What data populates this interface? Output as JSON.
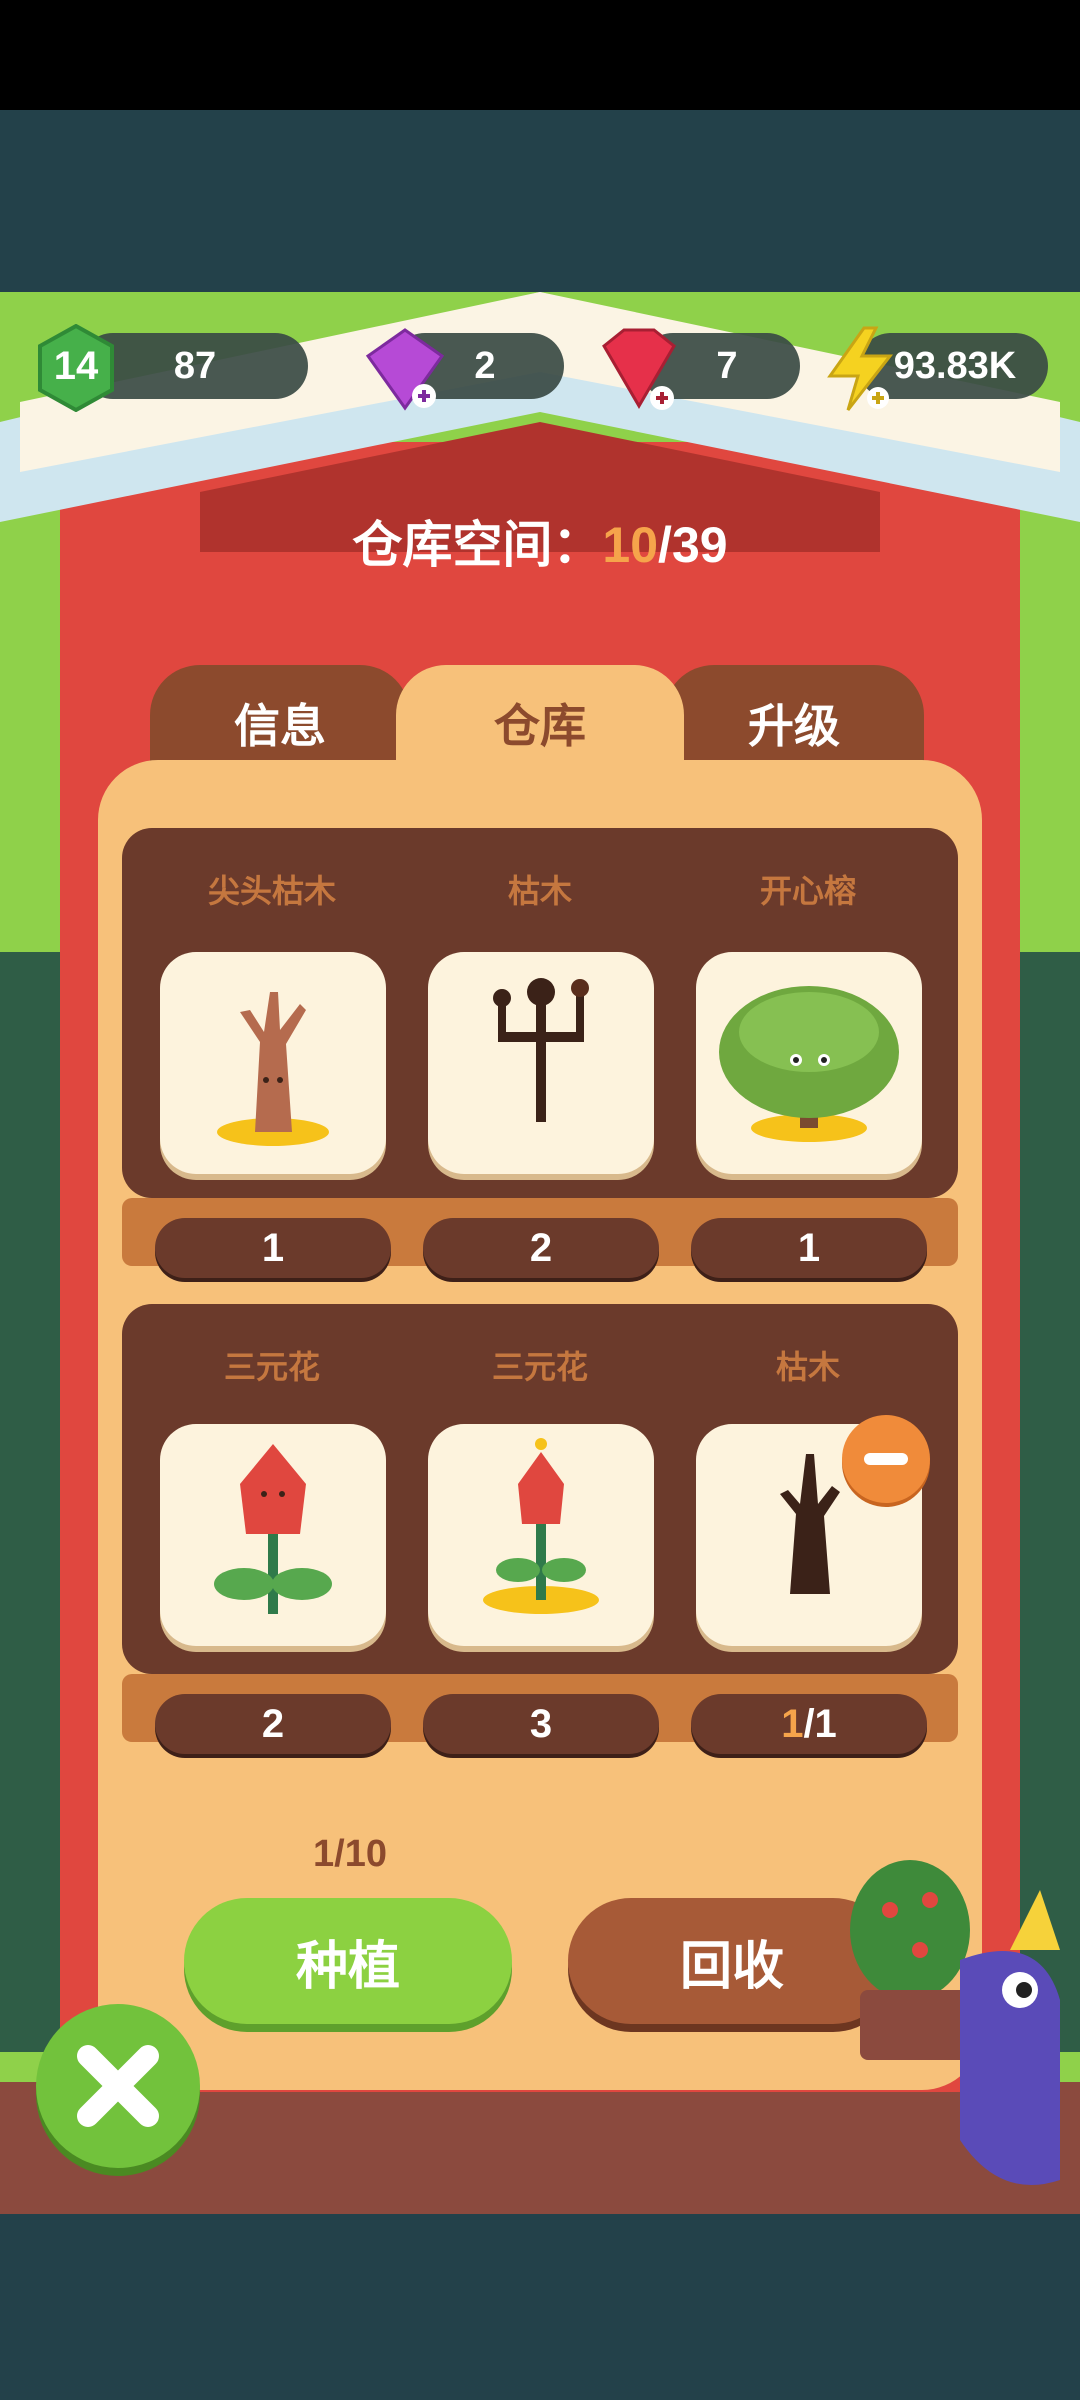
{
  "hud": {
    "level": "14",
    "xp": "87",
    "purple_gems": "2",
    "red_gems": "7",
    "energy": "93.83K"
  },
  "storage": {
    "label": "仓库空间：",
    "current": "10",
    "max": "/39"
  },
  "tabs": [
    {
      "label": "信息"
    },
    {
      "label": "仓库"
    },
    {
      "label": "升级"
    }
  ],
  "shelf1": {
    "items": [
      {
        "name": "尖头枯木",
        "count": "1",
        "icon": "dead-tree-spiky-icon"
      },
      {
        "name": "枯木",
        "count": "2",
        "icon": "dead-tree-icon"
      },
      {
        "name": "开心榕",
        "count": "1",
        "icon": "happy-banyan-icon"
      }
    ]
  },
  "shelf2": {
    "items": [
      {
        "name": "三元花",
        "count": "2",
        "icon": "flower-icon"
      },
      {
        "name": "三元花",
        "count": "3",
        "icon": "flower-icon"
      },
      {
        "name": "枯木",
        "count_hl": "1",
        "count_rest": "/1",
        "icon": "dead-tree-icon"
      }
    ]
  },
  "page": "1/10",
  "buttons": {
    "plant": "种植",
    "recycle": "回收"
  },
  "colors": {
    "house_red": "#e0473f",
    "panel": "#f7c17a",
    "highlight": "#f6a44b"
  }
}
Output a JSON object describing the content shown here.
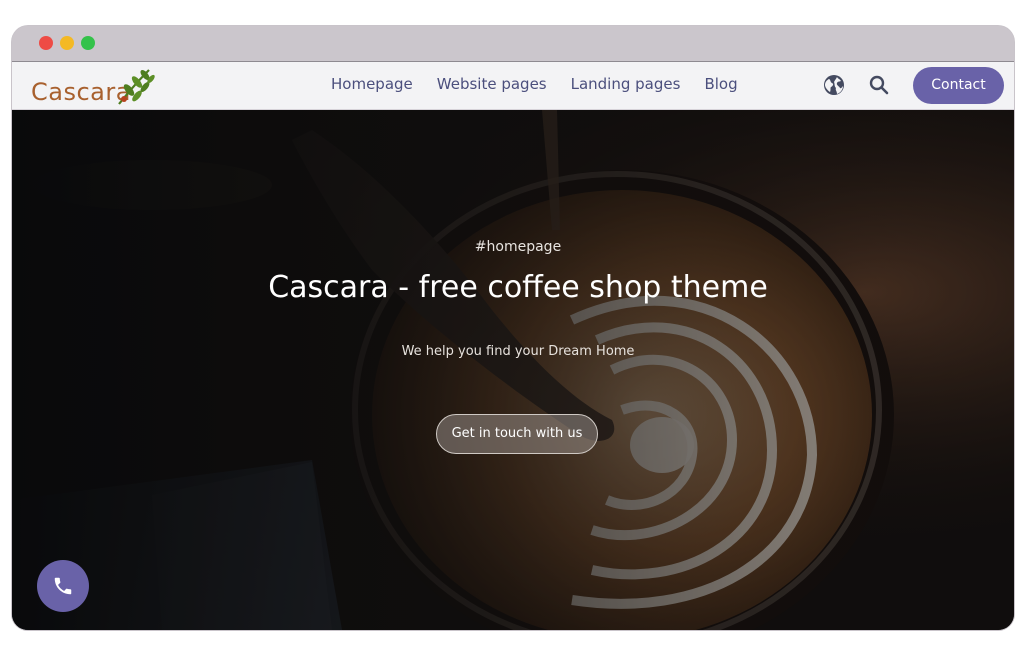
{
  "window": {
    "controls": {
      "close_color": "#ee4b45",
      "minimize_color": "#f4b924",
      "maximize_color": "#34c24a"
    }
  },
  "navbar": {
    "logo_text": "Cascara",
    "logo_color": "#a8602e",
    "leaf_color": "#4e7d1f",
    "links": [
      {
        "label": "Homepage"
      },
      {
        "label": "Website pages"
      },
      {
        "label": "Landing pages"
      },
      {
        "label": "Blog"
      }
    ],
    "link_color": "#4b4f7d",
    "globe_icon": "globe-icon",
    "search_icon": "search-icon",
    "contact_label": "Contact",
    "accent_color": "#6962a8"
  },
  "hero": {
    "hashtag": "#homepage",
    "title": "Cascara - free coffee shop theme",
    "subtitle": "We help you find your Dream Home",
    "cta_label": "Get in touch with us",
    "background": "latte-art-coffee-cup"
  },
  "floating": {
    "phone_icon": "phone-icon"
  }
}
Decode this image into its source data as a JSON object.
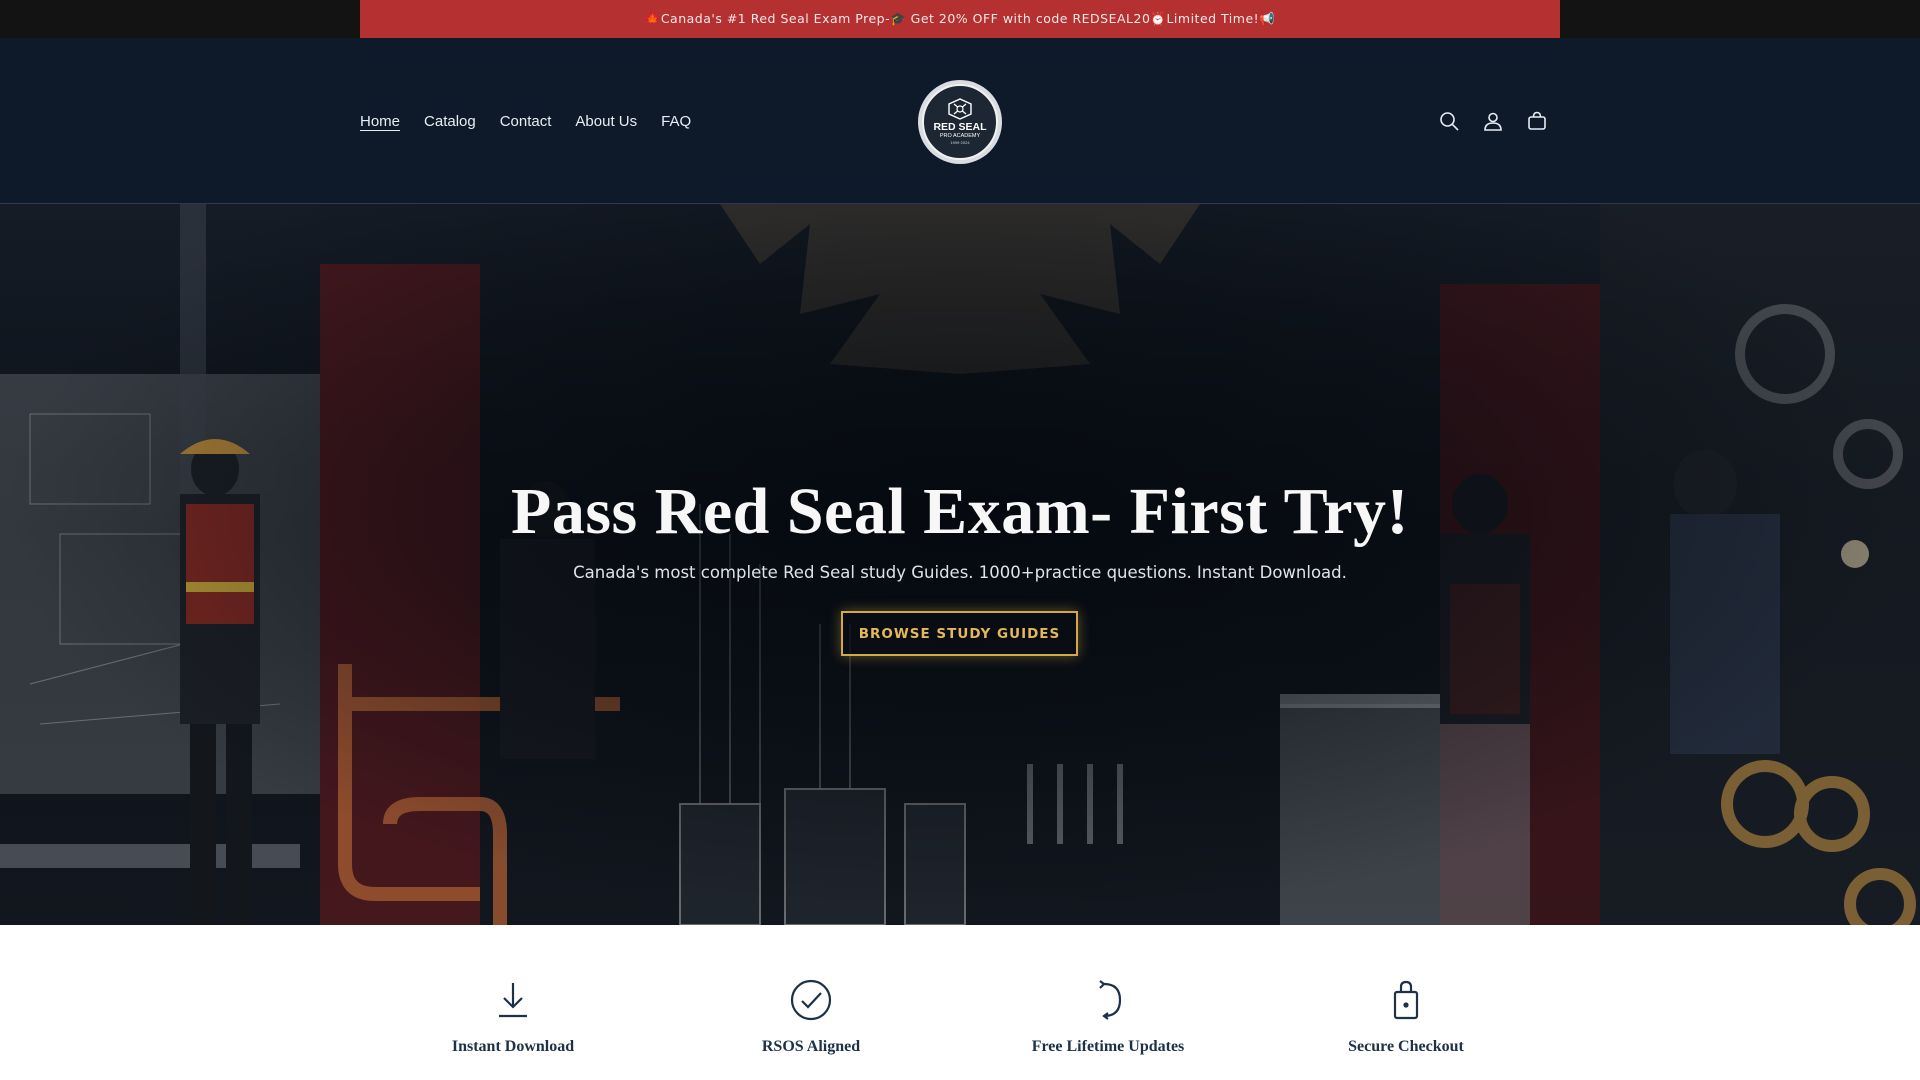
{
  "announcement": {
    "text": "🍁Canada's #1 Red Seal Exam Prep-🎓 Get 20% OFF with code REDSEAL20⏰Limited Time!📢"
  },
  "nav": {
    "items": [
      {
        "label": "Home",
        "active": true
      },
      {
        "label": "Catalog"
      },
      {
        "label": "Contact"
      },
      {
        "label": "About Us"
      },
      {
        "label": "FAQ"
      }
    ]
  },
  "logo": {
    "line1": "RED SEAL",
    "line2": "PRO ACADEMY",
    "line3": "1999·2024"
  },
  "header_icons": [
    "search-icon",
    "account-icon",
    "cart-icon"
  ],
  "hero": {
    "title": "Pass Red Seal Exam- First Try!",
    "subtitle": "Canada's most complete Red Seal study Guides. 1000+practice questions. Instant Download.",
    "cta_label": "BROWSE STUDY GUIDES"
  },
  "features": [
    {
      "label": "Instant Download",
      "icon": "download-icon"
    },
    {
      "label": "RSOS Aligned",
      "icon": "check-circle-icon"
    },
    {
      "label": "Free Lifetime Updates",
      "icon": "refresh-icon"
    },
    {
      "label": "Secure Checkout",
      "icon": "lock-icon"
    }
  ],
  "colors": {
    "announcement_bg": "#b53030",
    "header_bg": "#0e1a2a",
    "accent_gold": "#d4a84a",
    "feature_text": "#1e3148"
  }
}
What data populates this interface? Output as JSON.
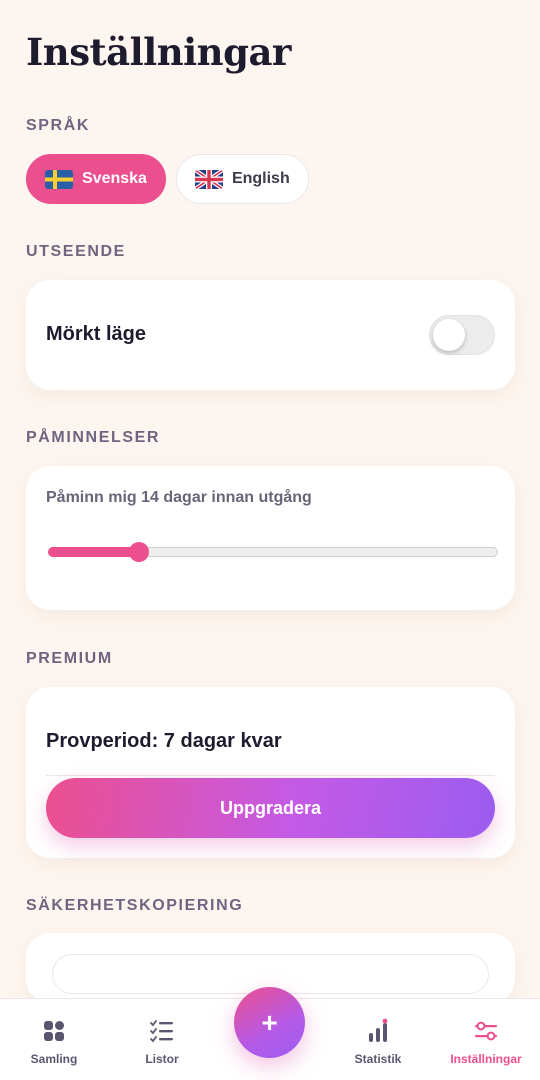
{
  "page": {
    "title": "Inställningar"
  },
  "language": {
    "label": "SPRÅK",
    "options": [
      {
        "label": "Svenska",
        "flag": "sweden-flag-icon",
        "selected": true
      },
      {
        "label": "English",
        "flag": "uk-flag-icon",
        "selected": false
      }
    ]
  },
  "appearance": {
    "label": "UTSEENDE",
    "dark_mode_label": "Mörkt läge",
    "dark_mode_on": false
  },
  "reminders": {
    "label": "PÅMINNELSER",
    "text": "Påminn mig 14 dagar innan utgång",
    "slider_fraction": 0.2
  },
  "premium": {
    "label": "PREMIUM",
    "trial_text": "Provperiod: 7 dagar kvar",
    "upgrade_label": "Uppgradera"
  },
  "backup": {
    "label": "SÄKERHETSKOPIERING"
  },
  "nav": {
    "items": [
      {
        "label": "Samling",
        "icon": "grid-icon",
        "active": false
      },
      {
        "label": "Listor",
        "icon": "checklist-icon",
        "active": false
      },
      {
        "label": "Statistik",
        "icon": "bar-chart-icon",
        "active": false
      },
      {
        "label": "Inställningar",
        "icon": "sliders-icon",
        "active": true
      }
    ],
    "fab_label": "+"
  },
  "colors": {
    "accent": "#ec4f8e",
    "accent_secondary": "#9b5cf0",
    "background": "#fdf5ef",
    "text": "#1f1b2e",
    "muted": "#6e6680"
  }
}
══════════════════════════════
• _SET TASK_
Go over the data above and copy every line that has the word "with" in it.

• _ANSWER TO THIS TASK_
    "cta_label": "Get in touch with us",
    "text": "🍁Canada's #1 Red Seal Exam Prep-🎓 Get 20% OFF with code REDSEAL20⏰Limited Time!📢"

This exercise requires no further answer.